_YOUR TASK_
Tally the lines holding the word "ship" and state the count by itself.

----- EXTRACTED RECORDS -----

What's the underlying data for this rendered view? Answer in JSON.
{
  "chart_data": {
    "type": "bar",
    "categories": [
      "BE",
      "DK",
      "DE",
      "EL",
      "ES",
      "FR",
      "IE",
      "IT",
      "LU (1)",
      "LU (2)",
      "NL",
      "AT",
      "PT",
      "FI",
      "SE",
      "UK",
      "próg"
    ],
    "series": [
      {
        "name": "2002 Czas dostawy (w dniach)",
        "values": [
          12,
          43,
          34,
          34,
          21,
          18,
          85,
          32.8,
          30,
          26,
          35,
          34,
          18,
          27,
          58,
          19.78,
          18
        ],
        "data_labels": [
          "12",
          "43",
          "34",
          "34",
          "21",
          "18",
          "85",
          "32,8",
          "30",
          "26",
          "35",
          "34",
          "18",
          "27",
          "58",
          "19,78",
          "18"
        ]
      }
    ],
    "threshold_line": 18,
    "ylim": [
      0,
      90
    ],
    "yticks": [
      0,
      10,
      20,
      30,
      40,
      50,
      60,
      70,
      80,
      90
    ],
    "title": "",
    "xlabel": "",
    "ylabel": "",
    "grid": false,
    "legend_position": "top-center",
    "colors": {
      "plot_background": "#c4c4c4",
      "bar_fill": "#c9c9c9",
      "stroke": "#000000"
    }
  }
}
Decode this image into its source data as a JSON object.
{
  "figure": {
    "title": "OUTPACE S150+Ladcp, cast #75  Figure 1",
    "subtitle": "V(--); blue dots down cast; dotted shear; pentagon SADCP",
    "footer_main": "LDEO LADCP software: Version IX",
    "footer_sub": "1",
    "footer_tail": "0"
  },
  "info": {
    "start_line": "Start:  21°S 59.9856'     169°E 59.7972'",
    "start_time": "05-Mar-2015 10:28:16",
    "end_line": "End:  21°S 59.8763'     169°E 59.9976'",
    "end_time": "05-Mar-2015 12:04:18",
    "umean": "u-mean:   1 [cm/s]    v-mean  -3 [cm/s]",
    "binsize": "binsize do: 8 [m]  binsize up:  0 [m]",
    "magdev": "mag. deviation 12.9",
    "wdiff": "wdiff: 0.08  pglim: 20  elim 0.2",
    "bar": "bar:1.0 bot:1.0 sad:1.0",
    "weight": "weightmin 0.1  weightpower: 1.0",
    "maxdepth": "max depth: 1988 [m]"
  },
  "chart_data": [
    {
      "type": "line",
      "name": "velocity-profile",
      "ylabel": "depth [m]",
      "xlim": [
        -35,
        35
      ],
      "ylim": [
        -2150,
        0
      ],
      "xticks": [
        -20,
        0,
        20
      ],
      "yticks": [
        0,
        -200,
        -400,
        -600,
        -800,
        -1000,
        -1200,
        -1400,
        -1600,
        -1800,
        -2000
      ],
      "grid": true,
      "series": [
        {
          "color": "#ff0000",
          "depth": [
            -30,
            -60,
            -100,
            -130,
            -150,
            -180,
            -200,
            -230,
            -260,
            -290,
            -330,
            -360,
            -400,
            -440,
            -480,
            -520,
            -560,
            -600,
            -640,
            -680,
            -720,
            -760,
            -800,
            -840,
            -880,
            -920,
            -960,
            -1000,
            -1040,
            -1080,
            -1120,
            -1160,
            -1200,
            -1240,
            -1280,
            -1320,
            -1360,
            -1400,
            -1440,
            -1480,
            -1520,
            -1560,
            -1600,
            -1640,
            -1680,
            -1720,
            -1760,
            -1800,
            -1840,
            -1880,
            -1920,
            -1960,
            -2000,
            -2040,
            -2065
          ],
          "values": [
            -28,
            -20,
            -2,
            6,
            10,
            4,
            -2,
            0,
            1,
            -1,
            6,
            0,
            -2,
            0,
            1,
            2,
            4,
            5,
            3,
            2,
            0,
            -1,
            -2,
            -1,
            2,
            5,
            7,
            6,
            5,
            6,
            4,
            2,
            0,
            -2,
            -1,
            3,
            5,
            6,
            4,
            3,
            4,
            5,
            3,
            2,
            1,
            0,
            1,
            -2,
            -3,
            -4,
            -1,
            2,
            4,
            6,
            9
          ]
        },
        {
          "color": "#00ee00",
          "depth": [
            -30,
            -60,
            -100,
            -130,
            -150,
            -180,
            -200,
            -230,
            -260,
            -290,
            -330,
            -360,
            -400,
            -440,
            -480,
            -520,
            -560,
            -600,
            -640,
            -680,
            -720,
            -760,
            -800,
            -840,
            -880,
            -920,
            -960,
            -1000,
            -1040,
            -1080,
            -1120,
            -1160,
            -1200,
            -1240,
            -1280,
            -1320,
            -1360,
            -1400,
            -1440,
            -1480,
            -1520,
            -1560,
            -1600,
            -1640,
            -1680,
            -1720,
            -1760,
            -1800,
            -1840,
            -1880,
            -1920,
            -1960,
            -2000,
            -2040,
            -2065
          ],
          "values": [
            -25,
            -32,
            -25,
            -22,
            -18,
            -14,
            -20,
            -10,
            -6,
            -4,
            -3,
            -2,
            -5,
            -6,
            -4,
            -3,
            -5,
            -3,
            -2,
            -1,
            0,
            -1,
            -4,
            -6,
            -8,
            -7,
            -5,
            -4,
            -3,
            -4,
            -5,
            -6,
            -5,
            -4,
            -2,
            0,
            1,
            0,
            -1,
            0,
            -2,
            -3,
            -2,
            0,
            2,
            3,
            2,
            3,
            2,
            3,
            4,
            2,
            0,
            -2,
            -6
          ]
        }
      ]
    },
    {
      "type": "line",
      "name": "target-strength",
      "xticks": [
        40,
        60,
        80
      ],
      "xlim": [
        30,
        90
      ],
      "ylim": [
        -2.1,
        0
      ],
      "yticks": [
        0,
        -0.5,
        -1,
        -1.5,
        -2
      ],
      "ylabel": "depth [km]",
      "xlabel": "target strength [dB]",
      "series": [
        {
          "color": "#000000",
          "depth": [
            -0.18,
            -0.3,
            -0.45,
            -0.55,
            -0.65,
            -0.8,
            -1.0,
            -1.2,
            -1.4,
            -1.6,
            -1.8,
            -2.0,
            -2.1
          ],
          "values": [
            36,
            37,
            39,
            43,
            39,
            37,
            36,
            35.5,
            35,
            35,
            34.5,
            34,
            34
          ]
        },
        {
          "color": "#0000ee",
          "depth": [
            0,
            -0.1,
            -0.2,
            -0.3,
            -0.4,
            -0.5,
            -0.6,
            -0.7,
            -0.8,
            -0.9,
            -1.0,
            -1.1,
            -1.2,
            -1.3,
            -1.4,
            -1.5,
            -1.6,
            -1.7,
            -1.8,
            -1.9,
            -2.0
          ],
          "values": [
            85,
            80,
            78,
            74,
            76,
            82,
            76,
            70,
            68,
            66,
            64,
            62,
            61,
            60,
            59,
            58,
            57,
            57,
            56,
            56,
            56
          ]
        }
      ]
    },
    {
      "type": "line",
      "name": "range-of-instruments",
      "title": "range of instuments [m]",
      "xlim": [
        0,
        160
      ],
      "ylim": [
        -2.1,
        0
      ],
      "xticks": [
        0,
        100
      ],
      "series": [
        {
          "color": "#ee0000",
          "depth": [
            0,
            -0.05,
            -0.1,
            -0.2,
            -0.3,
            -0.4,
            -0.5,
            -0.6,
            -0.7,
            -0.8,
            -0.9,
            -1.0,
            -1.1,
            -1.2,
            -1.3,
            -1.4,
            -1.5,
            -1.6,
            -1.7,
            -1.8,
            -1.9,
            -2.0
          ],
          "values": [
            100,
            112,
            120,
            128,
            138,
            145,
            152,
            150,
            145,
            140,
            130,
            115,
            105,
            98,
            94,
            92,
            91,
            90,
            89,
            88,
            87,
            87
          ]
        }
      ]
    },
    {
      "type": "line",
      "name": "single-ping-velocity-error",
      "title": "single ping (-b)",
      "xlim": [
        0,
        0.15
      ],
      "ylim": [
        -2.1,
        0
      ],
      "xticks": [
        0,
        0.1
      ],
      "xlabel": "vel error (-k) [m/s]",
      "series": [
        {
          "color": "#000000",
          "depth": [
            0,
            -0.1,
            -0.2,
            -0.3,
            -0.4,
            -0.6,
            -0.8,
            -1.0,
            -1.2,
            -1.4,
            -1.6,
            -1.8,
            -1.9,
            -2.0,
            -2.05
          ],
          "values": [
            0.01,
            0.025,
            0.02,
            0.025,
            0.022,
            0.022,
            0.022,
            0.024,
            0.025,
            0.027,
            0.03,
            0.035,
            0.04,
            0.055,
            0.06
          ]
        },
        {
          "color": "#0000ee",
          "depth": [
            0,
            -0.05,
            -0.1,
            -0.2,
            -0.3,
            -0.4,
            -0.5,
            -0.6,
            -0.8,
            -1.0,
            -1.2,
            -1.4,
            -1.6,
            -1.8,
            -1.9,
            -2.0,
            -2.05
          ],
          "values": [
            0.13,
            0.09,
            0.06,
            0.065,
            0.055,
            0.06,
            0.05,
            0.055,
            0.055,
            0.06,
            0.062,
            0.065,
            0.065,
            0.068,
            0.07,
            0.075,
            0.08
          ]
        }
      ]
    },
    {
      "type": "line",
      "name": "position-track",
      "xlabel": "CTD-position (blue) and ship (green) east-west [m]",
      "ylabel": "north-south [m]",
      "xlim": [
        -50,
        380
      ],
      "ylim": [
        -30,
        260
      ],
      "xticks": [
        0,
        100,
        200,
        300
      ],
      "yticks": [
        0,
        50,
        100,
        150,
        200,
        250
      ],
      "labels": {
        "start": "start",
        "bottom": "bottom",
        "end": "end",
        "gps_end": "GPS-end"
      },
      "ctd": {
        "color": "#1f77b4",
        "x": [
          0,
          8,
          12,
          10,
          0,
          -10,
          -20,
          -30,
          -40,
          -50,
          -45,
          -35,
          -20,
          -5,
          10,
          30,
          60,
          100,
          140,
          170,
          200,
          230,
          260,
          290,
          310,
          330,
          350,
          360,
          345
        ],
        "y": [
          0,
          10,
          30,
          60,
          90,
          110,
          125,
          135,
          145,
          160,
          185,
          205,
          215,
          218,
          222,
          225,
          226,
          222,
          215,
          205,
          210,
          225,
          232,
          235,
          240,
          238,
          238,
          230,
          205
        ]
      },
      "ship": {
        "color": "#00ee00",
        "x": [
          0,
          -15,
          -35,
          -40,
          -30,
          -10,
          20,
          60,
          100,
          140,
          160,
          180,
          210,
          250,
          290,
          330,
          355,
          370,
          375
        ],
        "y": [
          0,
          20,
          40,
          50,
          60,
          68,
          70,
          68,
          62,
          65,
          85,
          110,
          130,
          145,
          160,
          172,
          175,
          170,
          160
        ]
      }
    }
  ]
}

-----

_RESULT_
2